** start Extracted material **

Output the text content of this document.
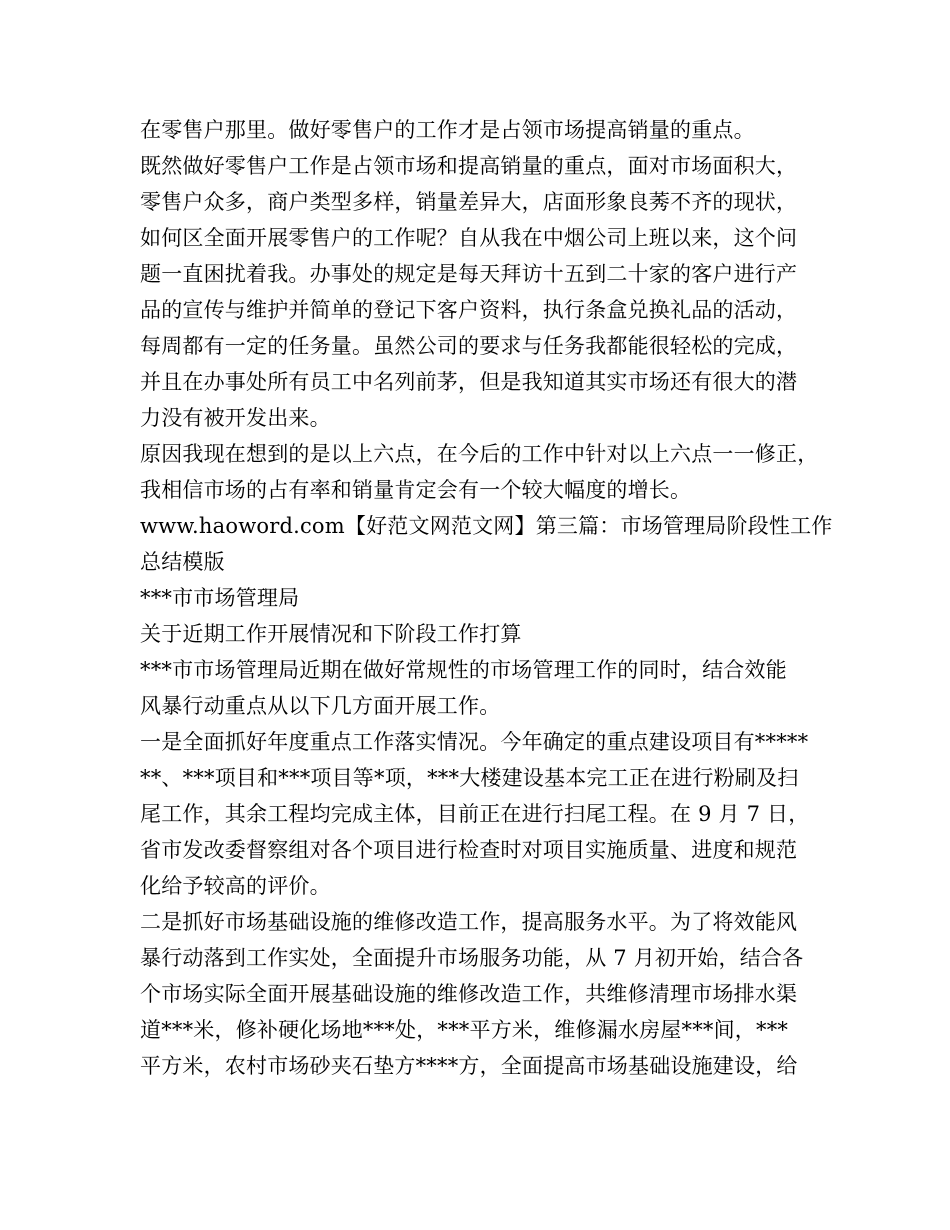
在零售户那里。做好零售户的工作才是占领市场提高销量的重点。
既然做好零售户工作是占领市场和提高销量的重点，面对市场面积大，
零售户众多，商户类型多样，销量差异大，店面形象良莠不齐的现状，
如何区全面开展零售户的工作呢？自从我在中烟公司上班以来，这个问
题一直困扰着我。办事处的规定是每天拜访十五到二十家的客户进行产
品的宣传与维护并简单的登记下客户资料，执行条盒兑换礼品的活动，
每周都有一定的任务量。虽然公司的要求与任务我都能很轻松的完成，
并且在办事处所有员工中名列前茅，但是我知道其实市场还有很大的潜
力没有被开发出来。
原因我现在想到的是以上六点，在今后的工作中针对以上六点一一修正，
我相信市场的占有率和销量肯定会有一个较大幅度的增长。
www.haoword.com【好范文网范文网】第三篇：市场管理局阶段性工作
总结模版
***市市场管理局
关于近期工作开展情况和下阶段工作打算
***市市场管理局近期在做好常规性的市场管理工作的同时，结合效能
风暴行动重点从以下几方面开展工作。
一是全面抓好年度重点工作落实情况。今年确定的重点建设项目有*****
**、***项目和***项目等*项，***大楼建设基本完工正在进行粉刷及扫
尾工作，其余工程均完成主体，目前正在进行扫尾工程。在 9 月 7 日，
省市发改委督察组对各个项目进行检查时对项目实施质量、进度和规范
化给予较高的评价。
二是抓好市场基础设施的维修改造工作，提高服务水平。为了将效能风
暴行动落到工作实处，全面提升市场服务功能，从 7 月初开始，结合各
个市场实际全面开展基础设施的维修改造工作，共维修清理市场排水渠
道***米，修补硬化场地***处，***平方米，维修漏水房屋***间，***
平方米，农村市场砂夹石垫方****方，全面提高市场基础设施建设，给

** end Extracted material **
** start Extracted material **

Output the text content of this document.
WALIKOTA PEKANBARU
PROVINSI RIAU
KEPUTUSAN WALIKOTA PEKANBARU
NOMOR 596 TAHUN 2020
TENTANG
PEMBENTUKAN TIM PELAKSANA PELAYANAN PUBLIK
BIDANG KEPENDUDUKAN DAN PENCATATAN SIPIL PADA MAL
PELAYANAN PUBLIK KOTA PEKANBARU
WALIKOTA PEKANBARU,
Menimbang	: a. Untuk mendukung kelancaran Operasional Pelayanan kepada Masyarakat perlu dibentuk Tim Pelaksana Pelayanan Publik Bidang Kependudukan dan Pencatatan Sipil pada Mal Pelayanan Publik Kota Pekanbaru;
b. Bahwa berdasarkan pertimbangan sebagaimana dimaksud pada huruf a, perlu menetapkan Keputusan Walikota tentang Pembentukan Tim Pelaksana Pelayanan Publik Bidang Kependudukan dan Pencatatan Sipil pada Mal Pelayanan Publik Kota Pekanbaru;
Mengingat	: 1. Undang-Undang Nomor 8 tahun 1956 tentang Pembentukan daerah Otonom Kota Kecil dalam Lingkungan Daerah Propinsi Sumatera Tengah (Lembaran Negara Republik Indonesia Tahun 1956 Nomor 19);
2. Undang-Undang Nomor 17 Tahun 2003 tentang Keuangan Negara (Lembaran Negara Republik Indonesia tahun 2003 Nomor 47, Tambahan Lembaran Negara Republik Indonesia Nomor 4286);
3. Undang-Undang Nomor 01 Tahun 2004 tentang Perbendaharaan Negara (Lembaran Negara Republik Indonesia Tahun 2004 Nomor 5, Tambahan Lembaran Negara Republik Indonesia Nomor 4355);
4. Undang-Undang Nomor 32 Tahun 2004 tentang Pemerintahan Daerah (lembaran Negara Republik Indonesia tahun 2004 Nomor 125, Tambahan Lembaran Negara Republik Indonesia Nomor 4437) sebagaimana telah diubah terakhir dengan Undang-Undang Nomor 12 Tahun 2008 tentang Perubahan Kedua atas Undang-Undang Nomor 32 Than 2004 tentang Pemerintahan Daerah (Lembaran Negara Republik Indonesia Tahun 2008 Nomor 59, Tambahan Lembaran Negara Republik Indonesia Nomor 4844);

** end Extracted material **
** start Extracted material **

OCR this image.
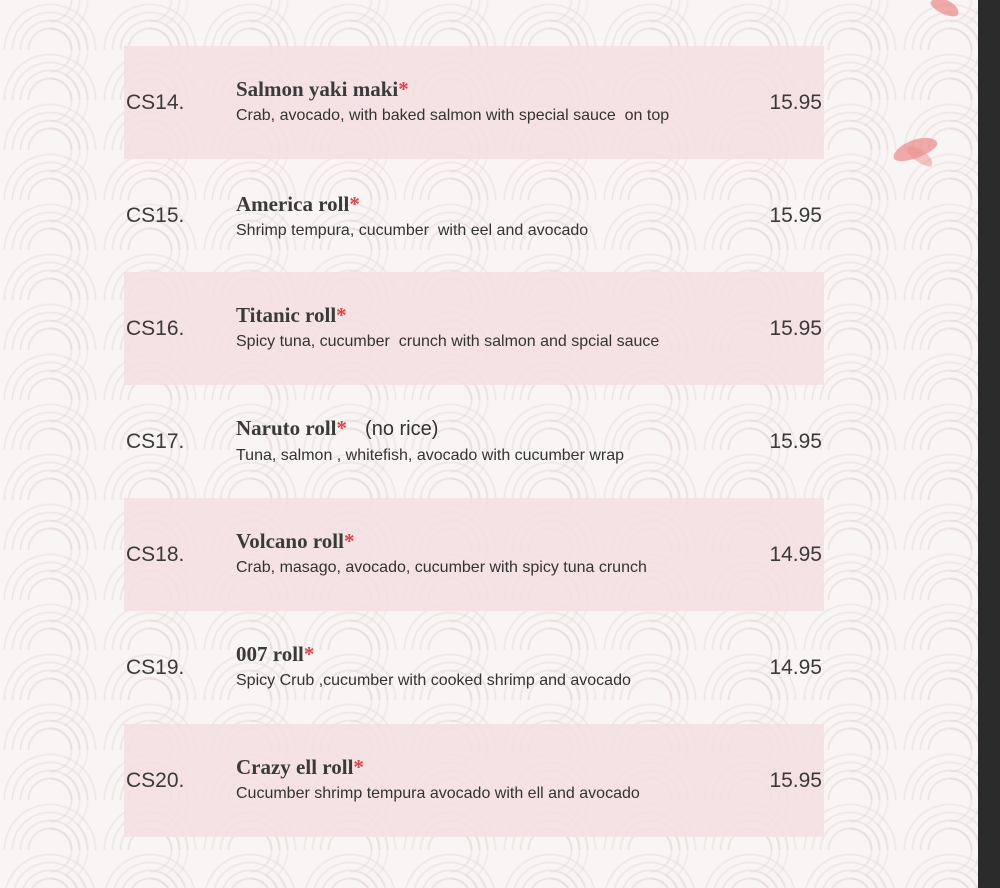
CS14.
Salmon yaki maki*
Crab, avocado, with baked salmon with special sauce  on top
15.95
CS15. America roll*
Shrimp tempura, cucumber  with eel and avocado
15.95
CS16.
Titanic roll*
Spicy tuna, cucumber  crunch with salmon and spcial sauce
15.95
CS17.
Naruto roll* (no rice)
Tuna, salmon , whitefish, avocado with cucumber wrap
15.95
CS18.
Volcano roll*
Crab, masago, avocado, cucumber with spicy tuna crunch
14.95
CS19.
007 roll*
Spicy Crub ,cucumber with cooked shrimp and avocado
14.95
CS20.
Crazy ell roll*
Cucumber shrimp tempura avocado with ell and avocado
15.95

** end Extracted material **

## Exercise objective
Look above for lines with the word "roll" and copy them all.

## Reply
CS15. America roll*
Titanic roll*
Naruto roll* (no rice)
Volcano roll*
007 roll*
Crazy ell roll*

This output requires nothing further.